-------- Materiale fornito
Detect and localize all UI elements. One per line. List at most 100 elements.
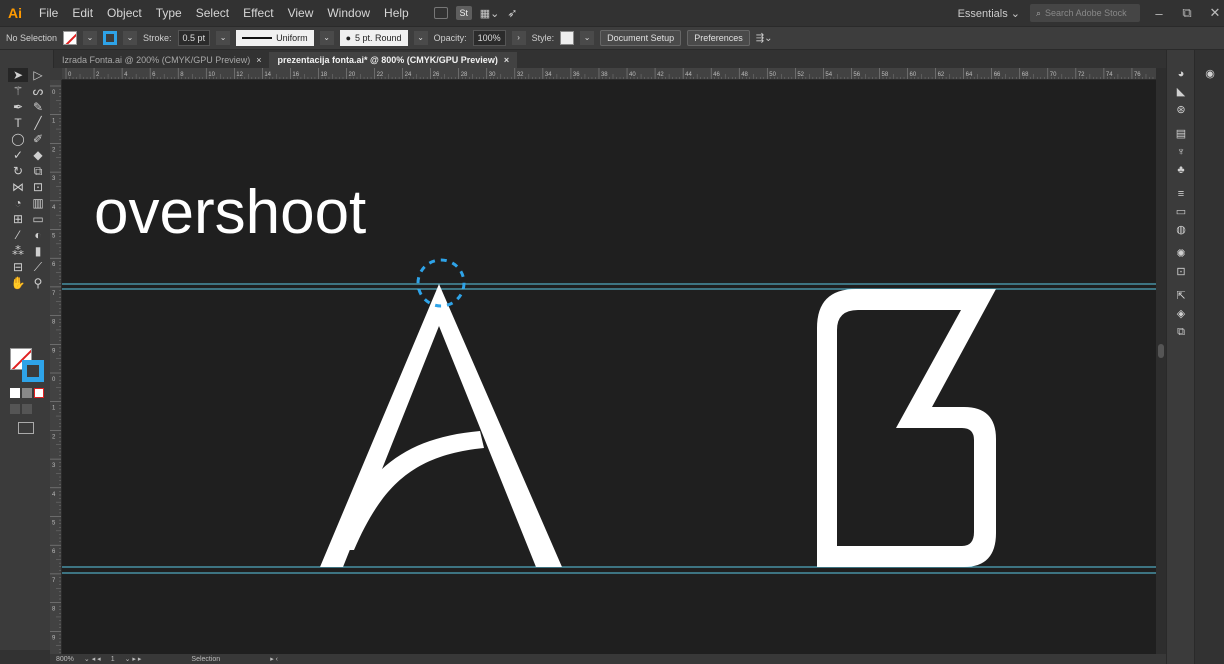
horizontal-ruler[interactable]: 0 2 4 6 8 10 12 14 16 18 20 22 24 26 28 30 32 34 36 38 40 42 4… bbox=[62, 68, 1156, 80]
fill-dropdown-icon[interactable]: ⌄ bbox=[83, 31, 98, 45]
paintbrush-tool-icon[interactable]: ✐ bbox=[28, 132, 48, 146]
eyedropper-tool-icon[interactable]: ⁄ bbox=[8, 228, 28, 242]
symbol-sprayer-tool-icon[interactable]: ⁂ bbox=[8, 244, 28, 258]
stroke-weight-field[interactable]: 0.5 pt bbox=[177, 30, 211, 46]
current-tool-status[interactable]: Selection bbox=[191, 656, 220, 663]
image-trace-icon[interactable]: ▤ bbox=[1174, 128, 1188, 140]
direct-selection-tool-icon[interactable]: ▷ bbox=[28, 68, 48, 82]
layers-panel-icon[interactable]: ◈ bbox=[1174, 308, 1188, 320]
scale-tool-icon[interactable]: ⧉ bbox=[28, 164, 48, 178]
magic-wand-tool-icon[interactable]: ⚚ bbox=[8, 84, 28, 98]
fill-swatch[interactable] bbox=[63, 31, 78, 45]
zoom-level[interactable]: 800% bbox=[56, 656, 74, 663]
bridge-icon[interactable] bbox=[433, 7, 448, 19]
gradient-tool-icon[interactable]: ▭ bbox=[28, 212, 48, 226]
menu-file[interactable]: File bbox=[39, 6, 58, 20]
type-tool-icon[interactable]: T bbox=[8, 116, 28, 130]
stroke-weight-dropdown-icon[interactable]: ⌄ bbox=[216, 31, 231, 45]
overshoot-heading[interactable]: overshoot bbox=[94, 178, 366, 247]
style-swatch[interactable] bbox=[560, 31, 575, 45]
screen-mode-icon[interactable] bbox=[18, 422, 34, 434]
gpu-performance-icon[interactable]: ➶ bbox=[507, 6, 517, 20]
none-mode-icon[interactable] bbox=[34, 388, 44, 398]
opacity-arrow-icon[interactable]: › bbox=[511, 31, 526, 45]
vertical-ruler[interactable]: 0 1 2 3 4 5 6 7 8 9 0 1 2 3 4 5 6 7 8 9 bbox=[50, 80, 62, 654]
artboards-panel-icon[interactable]: ⧉ bbox=[1174, 326, 1188, 338]
color-mode-icon[interactable] bbox=[10, 388, 20, 398]
stock-icon[interactable]: St bbox=[455, 6, 472, 20]
perspective-grid-tool-icon[interactable]: ▥ bbox=[28, 196, 48, 210]
stroke-color-icon[interactable] bbox=[22, 360, 44, 382]
hand-tool-icon[interactable]: ✋ bbox=[8, 276, 28, 290]
fill-stroke-widget[interactable] bbox=[10, 348, 44, 382]
style-dropdown-icon[interactable]: ⌄ bbox=[580, 31, 595, 45]
free-transform-tool-icon[interactable]: ⊡ bbox=[28, 180, 48, 194]
slice-tool-icon[interactable]: ⟋ bbox=[28, 260, 48, 274]
puppet-icon[interactable]: ♆ bbox=[1174, 146, 1188, 158]
status-arrow-icon[interactable]: ▸ ‹ bbox=[270, 655, 278, 663]
brush-dropdown-icon[interactable]: ⌄ bbox=[413, 31, 428, 45]
rotate-tool-icon[interactable]: ↻ bbox=[8, 164, 28, 178]
close-tab-icon[interactable]: × bbox=[504, 52, 509, 68]
curvature-tool-icon[interactable]: ✎ bbox=[28, 100, 48, 114]
profile-dropdown-icon[interactable]: ⌄ bbox=[319, 31, 334, 45]
blend-tool-icon[interactable]: ◐ bbox=[28, 228, 48, 242]
draw-behind-icon[interactable] bbox=[22, 404, 32, 414]
cc-libraries-icon[interactable]: ⊛ bbox=[1174, 104, 1188, 116]
arrange-documents-icon[interactable]: ▦⌄ bbox=[480, 7, 500, 20]
selection-tool-icon[interactable]: ➤ bbox=[8, 68, 28, 82]
scroll-thumb[interactable] bbox=[1158, 344, 1164, 358]
close-tab-icon[interactable]: × bbox=[256, 52, 261, 68]
minimize-button[interactable]: – bbox=[1150, 6, 1168, 21]
brush-definition[interactable]: ● 5 pt. Round bbox=[339, 30, 408, 46]
transparency-panel-icon[interactable]: ◍ bbox=[1174, 224, 1188, 236]
artboard-tool-icon[interactable]: ⊟ bbox=[8, 260, 28, 274]
restore-button[interactable]: ⧉ bbox=[1178, 5, 1196, 21]
color-guide-icon[interactable]: ◣ bbox=[1174, 86, 1188, 98]
zoom-dropdown-icon[interactable]: ⌄ ◂ ◂ bbox=[84, 655, 101, 663]
menu-object[interactable]: Object bbox=[107, 6, 142, 20]
menu-edit[interactable]: Edit bbox=[72, 6, 93, 20]
column-graph-tool-icon[interactable]: ▮ bbox=[28, 244, 48, 258]
eraser-tool-icon[interactable]: ◆ bbox=[28, 148, 48, 162]
close-button[interactable]: ✕ bbox=[1206, 5, 1224, 21]
preferences-button[interactable]: Preferences bbox=[687, 30, 750, 46]
menu-type[interactable]: Type bbox=[156, 6, 182, 20]
zoom-tool-icon[interactable]: ⚲ bbox=[28, 276, 48, 290]
ruler-origin[interactable] bbox=[50, 68, 62, 80]
artboard-number[interactable]: 1 bbox=[111, 656, 115, 663]
menu-window[interactable]: Window bbox=[327, 6, 370, 20]
properties-panel-icon[interactable]: ◉ bbox=[1203, 68, 1217, 80]
menu-select[interactable]: Select bbox=[196, 6, 229, 20]
vertical-scrollbar[interactable] bbox=[1156, 68, 1166, 654]
draw-normal-icon[interactable] bbox=[10, 404, 20, 414]
stroke-swatch[interactable] bbox=[103, 31, 118, 45]
workspace-switcher[interactable]: Essentials ⌄ bbox=[958, 7, 1020, 20]
shape-builder-tool-icon[interactable]: ◔ bbox=[8, 196, 28, 210]
gradient-panel-icon[interactable]: ▭ bbox=[1174, 206, 1188, 218]
symbols-icon[interactable]: ♣ bbox=[1174, 164, 1188, 176]
asset-export-icon[interactable]: ⇱ bbox=[1174, 290, 1188, 302]
opacity-field[interactable]: 100% bbox=[472, 30, 506, 46]
stroke-dropdown-icon[interactable]: ⌄ bbox=[123, 31, 138, 45]
artboard-nav-icon[interactable]: ⌄ ▸ ▸ bbox=[125, 655, 142, 663]
arrange-icon[interactable]: ⇶⌄ bbox=[756, 33, 773, 44]
menu-help[interactable]: Help bbox=[384, 6, 409, 20]
pen-tool-icon[interactable]: ✒ bbox=[8, 100, 28, 114]
stock-search-input[interactable]: ⌕ Search Adobe Stock bbox=[1030, 4, 1140, 22]
width-tool-icon[interactable]: ⋈ bbox=[8, 180, 28, 194]
lasso-tool-icon[interactable]: ᔕ bbox=[28, 84, 48, 98]
mesh-tool-icon[interactable]: ⊞ bbox=[8, 212, 28, 226]
ellipse-tool-icon[interactable]: ◯ bbox=[8, 132, 28, 146]
stroke-panel-icon[interactable]: ≡ bbox=[1174, 188, 1188, 200]
line-tool-icon[interactable]: ╱ bbox=[28, 116, 48, 130]
color-panel-icon[interactable]: ◕ bbox=[1174, 68, 1188, 80]
menu-view[interactable]: View bbox=[288, 6, 314, 20]
artboard-canvas[interactable]: overshoot bbox=[62, 80, 1156, 654]
menu-effect[interactable]: Effect bbox=[243, 6, 273, 20]
graphic-styles-icon[interactable]: ⊡ bbox=[1174, 266, 1188, 278]
shaper-tool-icon[interactable]: ✓ bbox=[8, 148, 28, 162]
document-setup-button[interactable]: Document Setup bbox=[600, 30, 682, 46]
variable-width-profile[interactable]: Uniform bbox=[236, 30, 314, 46]
gradient-mode-icon[interactable] bbox=[22, 388, 32, 398]
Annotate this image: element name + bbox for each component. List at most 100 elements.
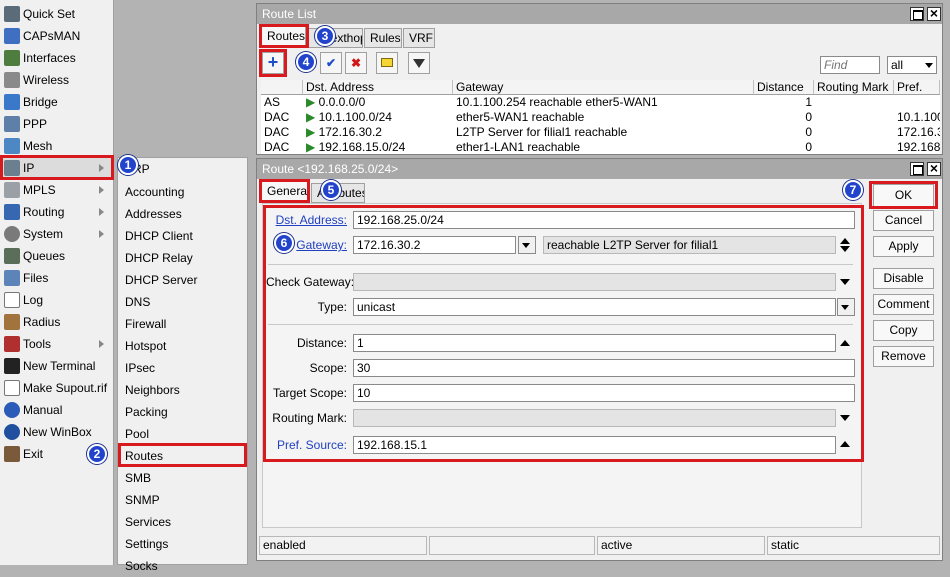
find-input[interactable] [820,56,880,74]
menu-item-new-terminal[interactable]: New Terminal [0,355,114,377]
tab-routes[interactable]: Routes [261,26,306,46]
move-down-icon[interactable] [840,246,850,252]
disable-button-dialog[interactable]: Disable [873,268,934,289]
menu-item-mesh[interactable]: Mesh [0,135,114,157]
check-icon: ✔ [325,56,337,70]
submenu-item-snmp[interactable]: SNMP [125,489,160,511]
menu-item-log[interactable]: Log [0,289,114,311]
menu-item-bridge[interactable]: Bridge [0,91,114,113]
menu-item-label: PPP [23,117,48,131]
menu-item-routing[interactable]: Routing [0,201,114,223]
routing-icon [4,204,20,220]
routing-mark-input[interactable] [353,409,836,427]
menu-item-quick-set[interactable]: Quick Set [0,3,114,25]
ppp-icon [4,116,20,132]
menu-item-capsman[interactable]: CAPsMAN [0,25,114,47]
pref-source-input[interactable]: 192.168.15.1 [353,436,836,454]
chevron-down-icon[interactable] [840,279,850,285]
menu-item-ip[interactable]: IP [0,157,114,179]
route-pref-source: 10.1.100 [897,110,940,124]
column-header-flags[interactable] [261,80,303,95]
submenu-arrow-icon [99,340,104,348]
submenu-item-hotspot[interactable]: Hotspot [125,335,166,357]
menu-item-label: Interfaces [23,51,76,65]
target-scope-input[interactable]: 10 [353,384,855,402]
dst-address-label: Dst. Address: [275,213,347,227]
add-button[interactable]: + [262,52,284,74]
submenu-item-services[interactable]: Services [125,511,171,533]
submenu-item-pool[interactable]: Pool [125,423,149,445]
close-icon[interactable] [927,160,941,176]
apply-button[interactable]: Apply [873,236,934,257]
column-header-distance[interactable]: Distance [754,80,814,95]
menu-item-mpls[interactable]: MPLS [0,179,114,201]
chevron-up-icon[interactable] [840,441,850,447]
chevron-up-icon[interactable] [840,340,850,346]
table-row[interactable]: DAC ▶ 172.16.30.2 L2TP Server for filial… [261,125,940,140]
comment-button-dialog[interactable]: Comment [873,294,934,315]
menu-item-new-winbox[interactable]: New WinBox [0,421,114,443]
menu-item-interfaces[interactable]: Interfaces [0,47,114,69]
menu-item-system[interactable]: System [0,223,114,245]
maximize-icon[interactable] [910,7,924,21]
submenu-item-settings[interactable]: Settings [125,533,168,555]
type-dropdown-button[interactable] [837,298,855,316]
menu-item-ppp[interactable]: PPP [0,113,114,135]
filter-button[interactable] [408,52,430,74]
submenu-item-ipsec[interactable]: IPsec [125,357,155,379]
table-row[interactable]: AS ▶ 0.0.0.0/0 10.1.100.254 reachable et… [261,95,940,110]
distance-input[interactable]: 1 [353,334,836,352]
menu-item-manual[interactable]: Manual [0,399,114,421]
type-select[interactable]: unicast [353,298,836,316]
submenu-item-neighbors[interactable]: Neighbors [125,379,180,401]
submenu-item-dns[interactable]: DNS [125,291,150,313]
submenu-item-packing[interactable]: Packing [125,401,168,423]
submenu-item-addresses[interactable]: Addresses [125,203,182,225]
close-icon[interactable] [927,5,941,21]
chevron-down-icon[interactable] [840,415,850,421]
comment-button[interactable] [376,52,398,74]
column-header-pref-source[interactable]: Pref. [894,80,940,95]
files-icon [4,270,20,286]
menu-item-tools[interactable]: Tools [0,333,114,355]
table-row[interactable]: DAC ▶ 192.168.15.0/24 ether1-LAN1 reacha… [261,140,940,155]
dst-address-input[interactable]: 192.168.25.0/24 [353,211,855,229]
filter-select[interactable]: all [887,56,937,74]
copy-button[interactable]: Copy [873,320,934,341]
table-row[interactable]: DAC ▶ 10.1.100.0/24 ether5-WAN1 reachabl… [261,110,940,125]
maximize-icon[interactable] [910,162,924,176]
submenu-item-socks[interactable]: Socks [125,555,158,577]
menu-item-label: Quick Set [23,7,76,21]
submenu-item-accounting[interactable]: Accounting [125,181,184,203]
column-header-dst-address[interactable]: Dst. Address [303,80,453,95]
scope-input[interactable]: 30 [353,359,855,377]
dialog-title: Route <192.168.25.0/24> [257,159,942,179]
column-header-gateway[interactable]: Gateway [453,80,754,95]
status-static: static [767,536,940,555]
menu-item-make-supout[interactable]: Make Supout.rif [0,377,114,399]
remove-button[interactable]: Remove [873,346,934,367]
submenu-item-routes[interactable]: Routes [125,445,163,467]
tab-rules[interactable]: Rules [364,28,402,48]
gateway-input[interactable]: 172.16.30.2 [353,236,516,254]
gateway-dropdown-button[interactable] [518,236,536,254]
ok-button[interactable]: OK [873,184,934,207]
submenu-item-dhcp-client[interactable]: DHCP Client [125,225,193,247]
menu-item-radius[interactable]: Radius [0,311,114,333]
menu-item-queues[interactable]: Queues [0,245,114,267]
menu-item-wireless[interactable]: Wireless [0,69,114,91]
enable-button[interactable]: ✔ [320,52,342,74]
submenu-item-firewall[interactable]: Firewall [125,313,166,335]
cancel-button[interactable]: Cancel [873,210,934,231]
column-header-routing-mark[interactable]: Routing Mark [814,80,894,95]
check-gateway-input[interactable] [353,273,836,291]
tab-general[interactable]: General [261,181,310,201]
menu-item-files[interactable]: Files [0,267,114,289]
submenu-item-dhcp-relay[interactable]: DHCP Relay [125,247,193,269]
tab-vrf[interactable]: VRF [403,28,435,48]
step-badge-4: 4 [296,52,316,72]
disable-button[interactable]: ✖ [345,52,367,74]
submenu-item-dhcp-server[interactable]: DHCP Server [125,269,197,291]
submenu-item-smb[interactable]: SMB [125,467,151,489]
move-up-icon[interactable] [840,238,850,244]
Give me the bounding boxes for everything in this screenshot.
----------------
▶ _Esercizio_: Puoi restituire senza alcuna modifica le righe dei record, partendo da quella che contiene "horizontal-ruler[interactable]: 0 2" e arrivando a quella che contiene "68, 48, 82]", entrambe comprese?

▶ _Risultato_:
horizontal-ruler[interactable]: 0 2 4 6 8 10 12 14 16 18 20 22 24 26 28 30 32 34 36 38 40 42 4… bbox=[62, 68, 1156, 80]
fill-dropdown-icon[interactable]: ⌄ bbox=[83, 31, 98, 45]
paintbrush-tool-icon[interactable]: ✐ bbox=[28, 132, 48, 146]
eyedropper-tool-icon[interactable]: ⁄ bbox=[8, 228, 28, 242]
symbol-sprayer-tool-icon[interactable]: ⁂ bbox=[8, 244, 28, 258]
stroke-weight-field[interactable]: 0.5 pt bbox=[177, 30, 211, 46]
current-tool-status[interactable]: Selection bbox=[191, 656, 220, 663]
image-trace-icon[interactable]: ▤ bbox=[1174, 128, 1188, 140]
direct-selection-tool-icon[interactable]: ▷ bbox=[28, 68, 48, 82]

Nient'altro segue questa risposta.